(Data excerpts)
= = = = =

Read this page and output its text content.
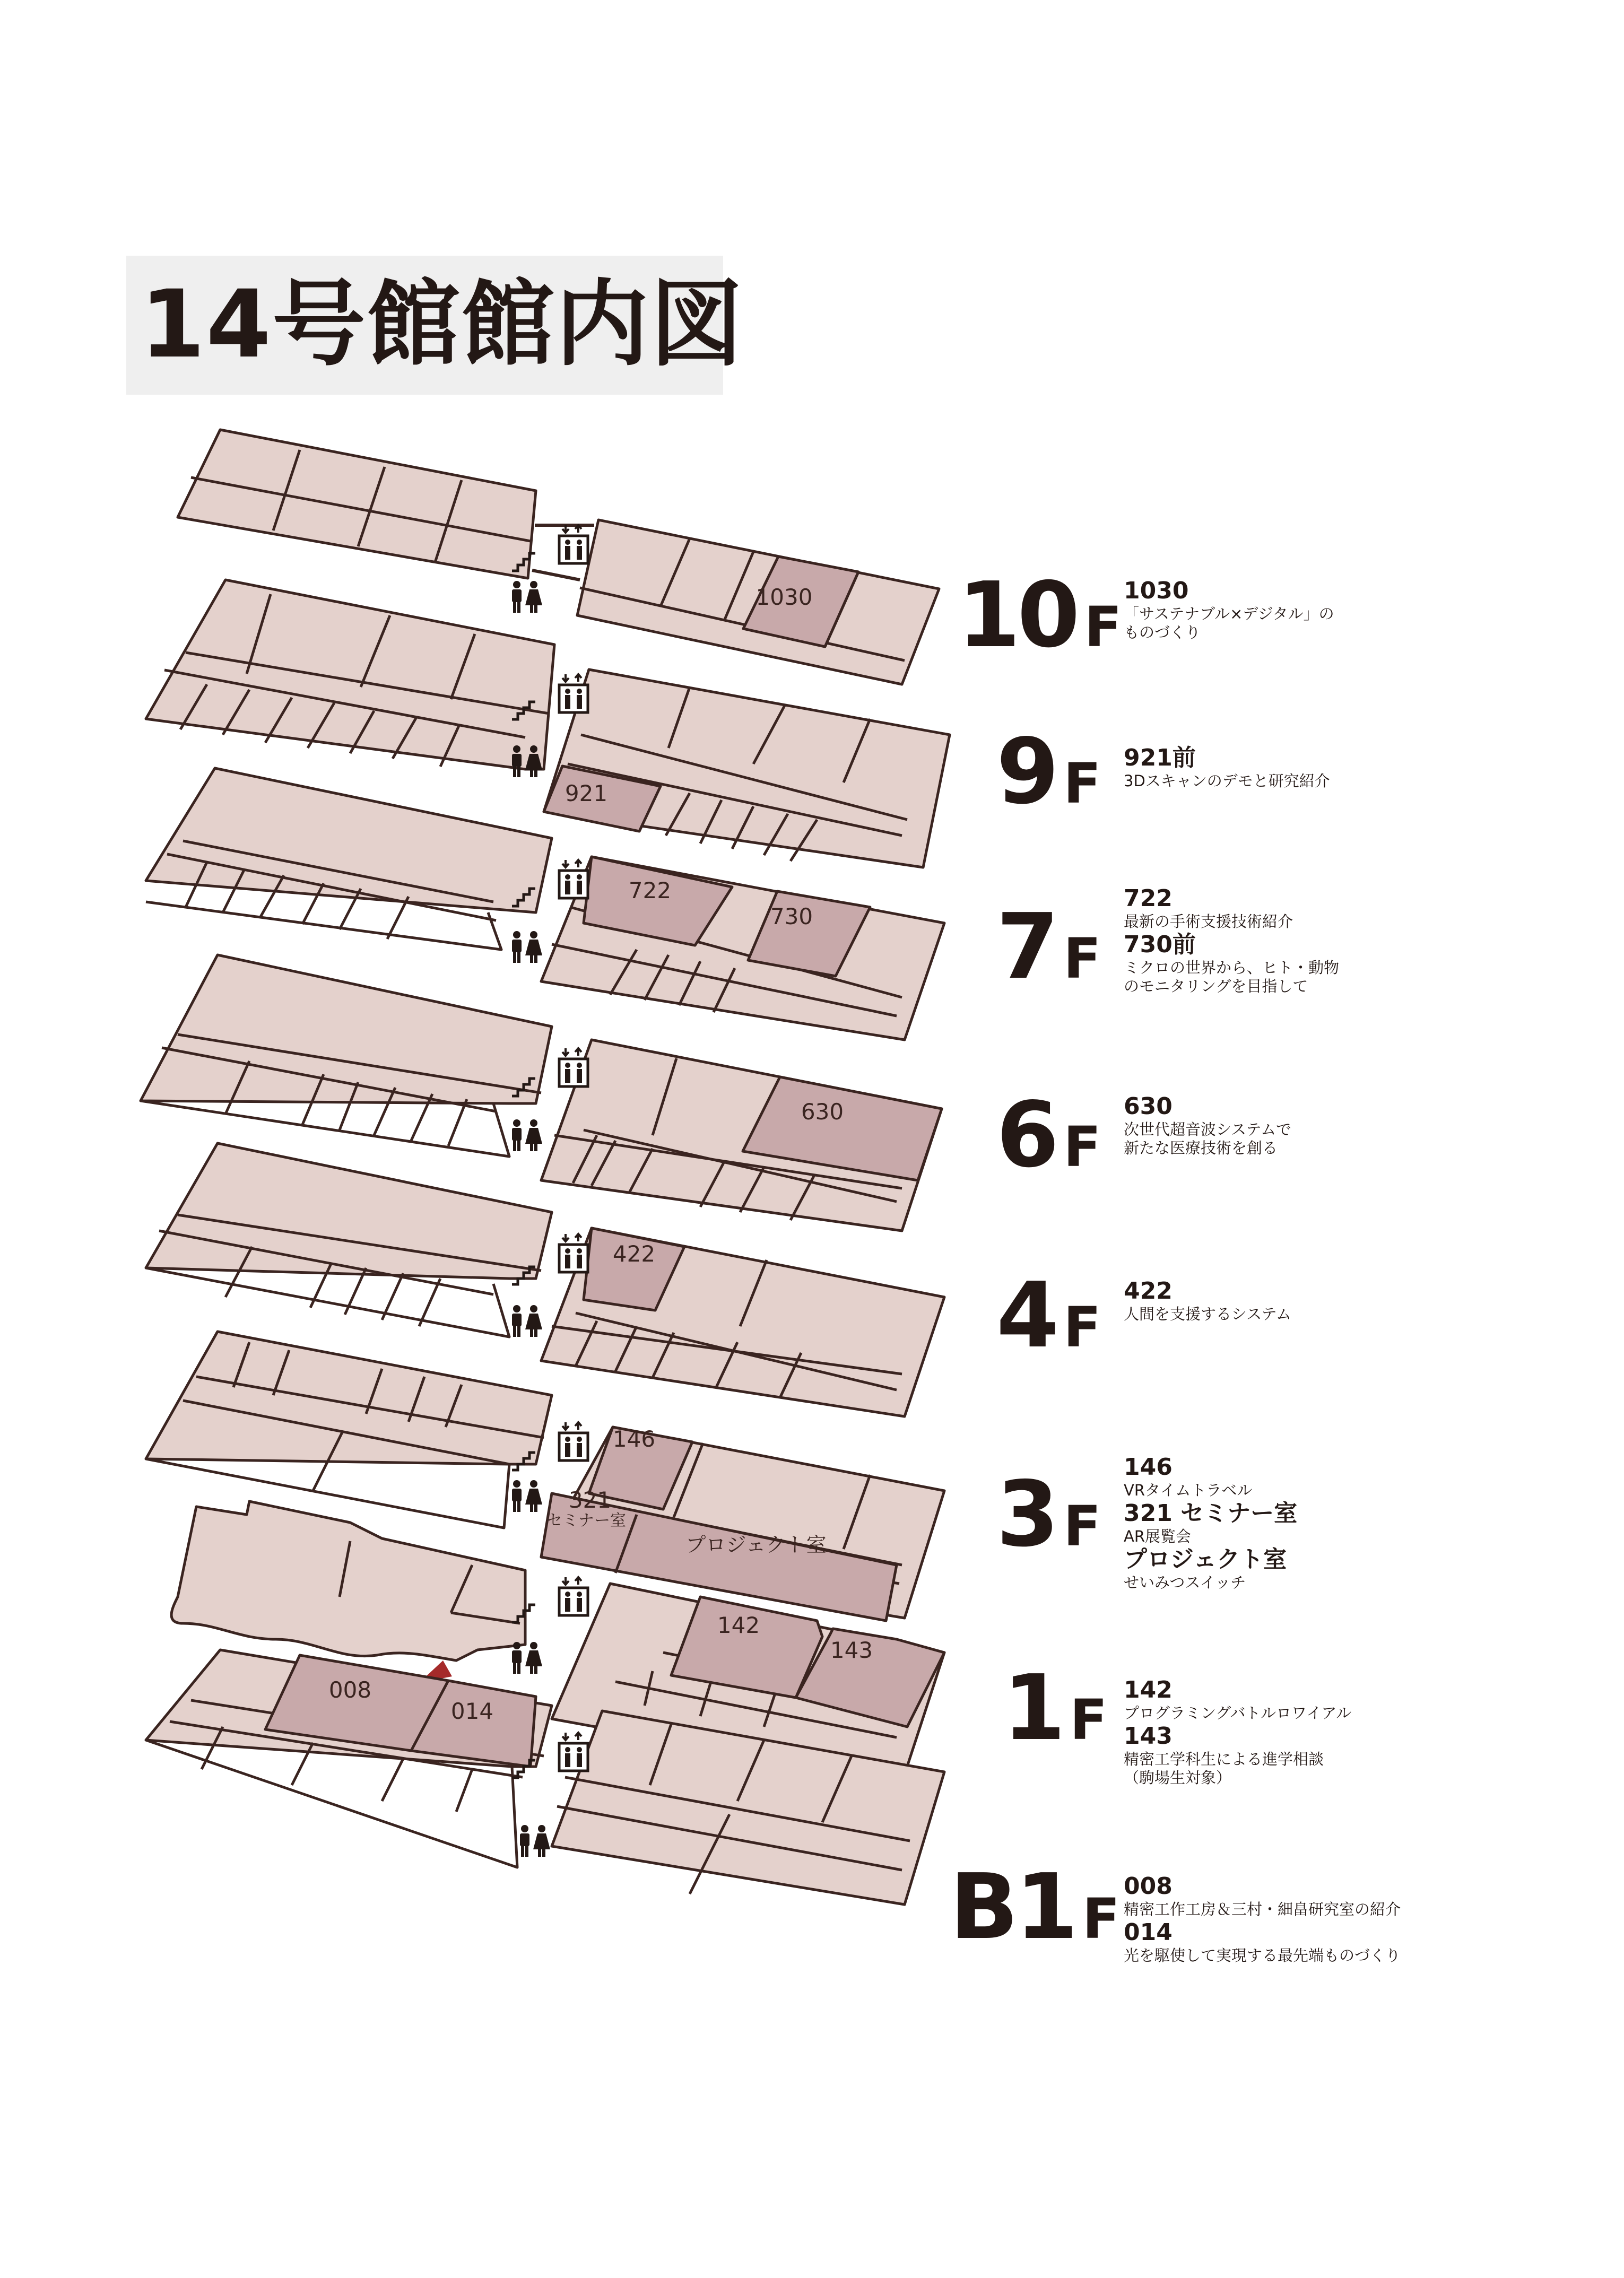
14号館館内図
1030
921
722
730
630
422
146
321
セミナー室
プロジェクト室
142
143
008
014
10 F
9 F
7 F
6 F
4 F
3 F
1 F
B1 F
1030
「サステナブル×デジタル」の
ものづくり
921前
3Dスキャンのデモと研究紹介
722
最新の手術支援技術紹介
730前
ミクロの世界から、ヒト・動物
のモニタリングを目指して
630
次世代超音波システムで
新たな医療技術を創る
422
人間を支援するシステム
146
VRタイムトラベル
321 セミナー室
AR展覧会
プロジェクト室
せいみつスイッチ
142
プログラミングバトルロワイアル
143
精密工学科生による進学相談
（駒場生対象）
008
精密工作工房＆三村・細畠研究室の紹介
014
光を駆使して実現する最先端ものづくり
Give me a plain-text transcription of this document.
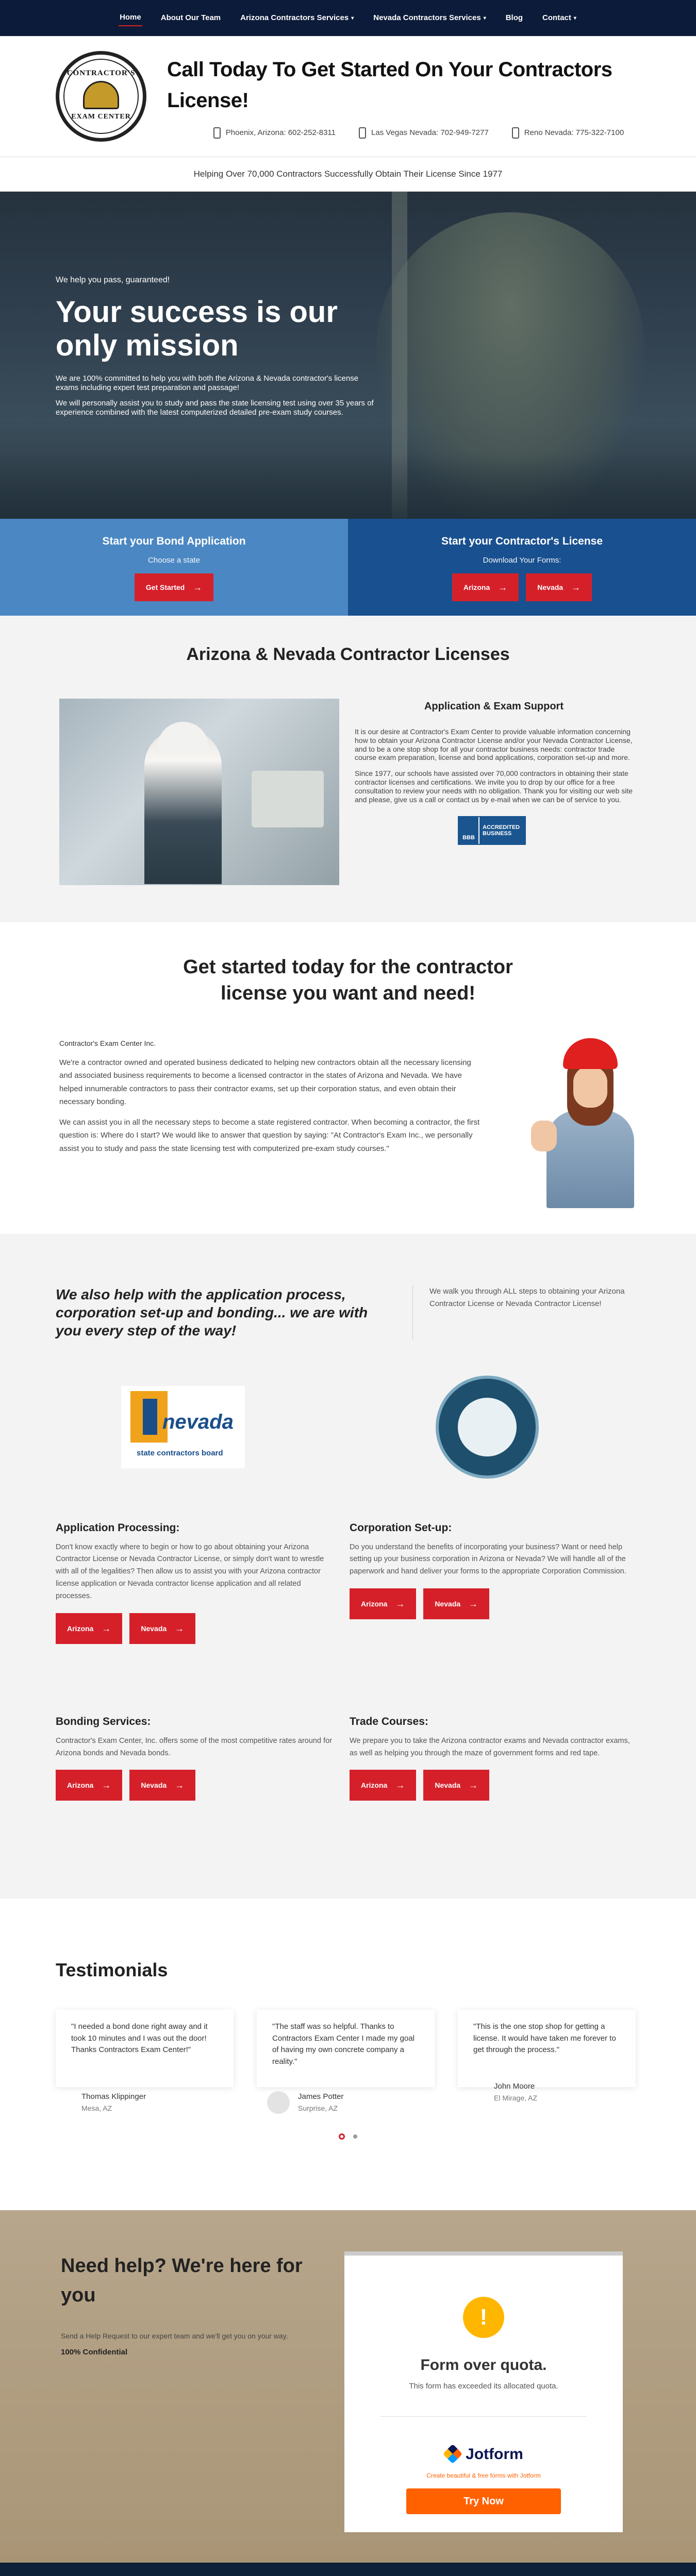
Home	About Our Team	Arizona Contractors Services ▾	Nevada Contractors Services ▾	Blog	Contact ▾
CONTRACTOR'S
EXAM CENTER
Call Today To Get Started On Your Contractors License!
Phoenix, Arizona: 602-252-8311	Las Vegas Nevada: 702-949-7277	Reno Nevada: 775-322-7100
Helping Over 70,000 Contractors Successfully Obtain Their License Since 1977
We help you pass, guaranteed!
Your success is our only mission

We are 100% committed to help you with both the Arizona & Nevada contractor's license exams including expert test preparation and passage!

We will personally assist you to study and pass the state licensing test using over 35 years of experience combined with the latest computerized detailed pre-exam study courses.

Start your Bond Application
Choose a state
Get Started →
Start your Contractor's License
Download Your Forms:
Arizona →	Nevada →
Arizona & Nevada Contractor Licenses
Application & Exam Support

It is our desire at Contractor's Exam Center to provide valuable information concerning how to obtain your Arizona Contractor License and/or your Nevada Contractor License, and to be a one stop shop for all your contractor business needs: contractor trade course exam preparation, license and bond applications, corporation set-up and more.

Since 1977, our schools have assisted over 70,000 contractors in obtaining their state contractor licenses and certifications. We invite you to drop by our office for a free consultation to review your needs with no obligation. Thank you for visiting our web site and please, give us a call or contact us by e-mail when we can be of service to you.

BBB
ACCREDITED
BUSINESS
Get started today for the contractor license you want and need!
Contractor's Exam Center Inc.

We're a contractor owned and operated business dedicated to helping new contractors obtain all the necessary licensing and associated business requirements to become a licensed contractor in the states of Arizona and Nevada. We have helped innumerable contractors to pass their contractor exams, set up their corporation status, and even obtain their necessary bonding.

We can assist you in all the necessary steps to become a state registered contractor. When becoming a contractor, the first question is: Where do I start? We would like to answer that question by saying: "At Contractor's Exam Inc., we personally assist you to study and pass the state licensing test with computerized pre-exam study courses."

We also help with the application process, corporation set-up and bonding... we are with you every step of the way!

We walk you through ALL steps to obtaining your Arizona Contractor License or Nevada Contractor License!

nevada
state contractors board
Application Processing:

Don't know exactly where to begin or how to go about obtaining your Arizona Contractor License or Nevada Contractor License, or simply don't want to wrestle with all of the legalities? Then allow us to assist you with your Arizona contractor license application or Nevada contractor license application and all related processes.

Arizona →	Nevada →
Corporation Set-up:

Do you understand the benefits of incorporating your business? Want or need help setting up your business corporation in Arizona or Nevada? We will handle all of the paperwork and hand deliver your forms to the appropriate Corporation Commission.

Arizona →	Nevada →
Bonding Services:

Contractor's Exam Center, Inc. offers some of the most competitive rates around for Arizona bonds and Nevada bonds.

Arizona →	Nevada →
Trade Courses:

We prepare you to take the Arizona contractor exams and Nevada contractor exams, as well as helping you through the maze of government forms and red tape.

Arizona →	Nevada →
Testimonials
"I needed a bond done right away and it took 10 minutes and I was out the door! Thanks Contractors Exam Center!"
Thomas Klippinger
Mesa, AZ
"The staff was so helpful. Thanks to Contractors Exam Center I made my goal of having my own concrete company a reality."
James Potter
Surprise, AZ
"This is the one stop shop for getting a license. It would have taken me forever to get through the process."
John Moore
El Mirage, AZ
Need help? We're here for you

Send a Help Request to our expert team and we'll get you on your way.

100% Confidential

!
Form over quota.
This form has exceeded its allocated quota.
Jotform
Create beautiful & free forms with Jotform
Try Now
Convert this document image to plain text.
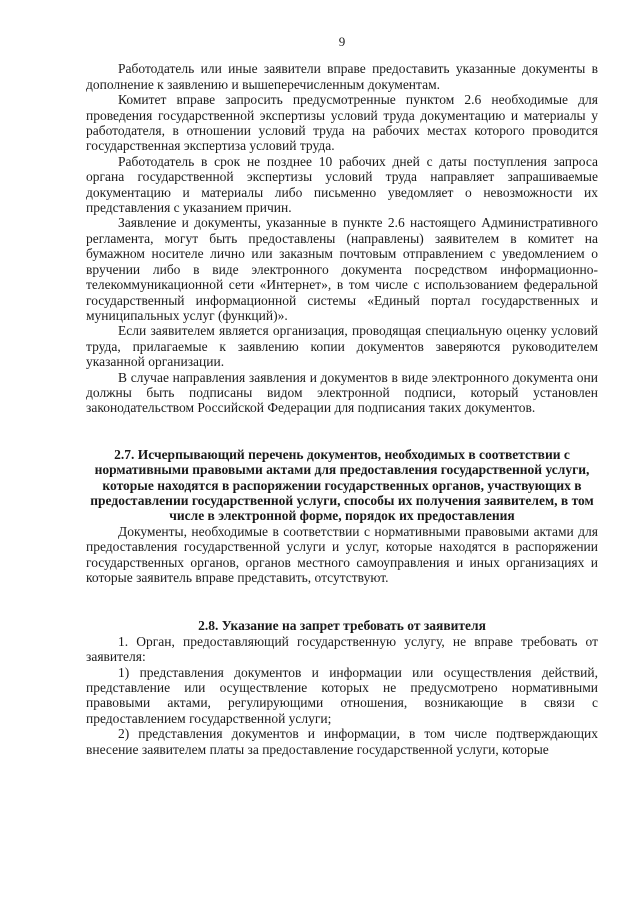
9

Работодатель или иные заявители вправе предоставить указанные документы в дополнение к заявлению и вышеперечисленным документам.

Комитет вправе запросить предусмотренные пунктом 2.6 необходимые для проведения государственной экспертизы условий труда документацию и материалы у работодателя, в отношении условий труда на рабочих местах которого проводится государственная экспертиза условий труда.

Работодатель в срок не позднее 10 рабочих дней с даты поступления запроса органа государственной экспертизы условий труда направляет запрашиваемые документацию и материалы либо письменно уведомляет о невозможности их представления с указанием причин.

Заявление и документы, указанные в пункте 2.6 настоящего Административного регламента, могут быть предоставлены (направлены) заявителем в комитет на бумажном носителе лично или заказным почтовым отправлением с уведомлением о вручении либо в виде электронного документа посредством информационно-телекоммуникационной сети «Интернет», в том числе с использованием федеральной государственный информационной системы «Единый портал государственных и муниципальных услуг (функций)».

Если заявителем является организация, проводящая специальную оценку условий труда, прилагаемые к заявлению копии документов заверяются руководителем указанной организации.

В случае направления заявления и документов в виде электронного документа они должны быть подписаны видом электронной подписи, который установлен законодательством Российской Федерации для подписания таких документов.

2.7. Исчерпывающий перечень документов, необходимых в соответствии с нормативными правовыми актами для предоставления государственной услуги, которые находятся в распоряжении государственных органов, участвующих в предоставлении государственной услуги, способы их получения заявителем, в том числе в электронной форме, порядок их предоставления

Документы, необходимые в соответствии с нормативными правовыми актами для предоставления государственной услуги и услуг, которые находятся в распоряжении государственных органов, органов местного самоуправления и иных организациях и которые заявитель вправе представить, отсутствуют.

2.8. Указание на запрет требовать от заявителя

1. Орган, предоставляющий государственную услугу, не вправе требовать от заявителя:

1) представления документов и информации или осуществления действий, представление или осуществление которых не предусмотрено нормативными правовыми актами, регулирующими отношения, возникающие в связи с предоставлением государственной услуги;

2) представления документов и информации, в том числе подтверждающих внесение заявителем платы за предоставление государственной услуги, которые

= = = = =

Copy each line containing the word "Jotform" from the data.

Jotform
Create beautiful & free forms with Jotform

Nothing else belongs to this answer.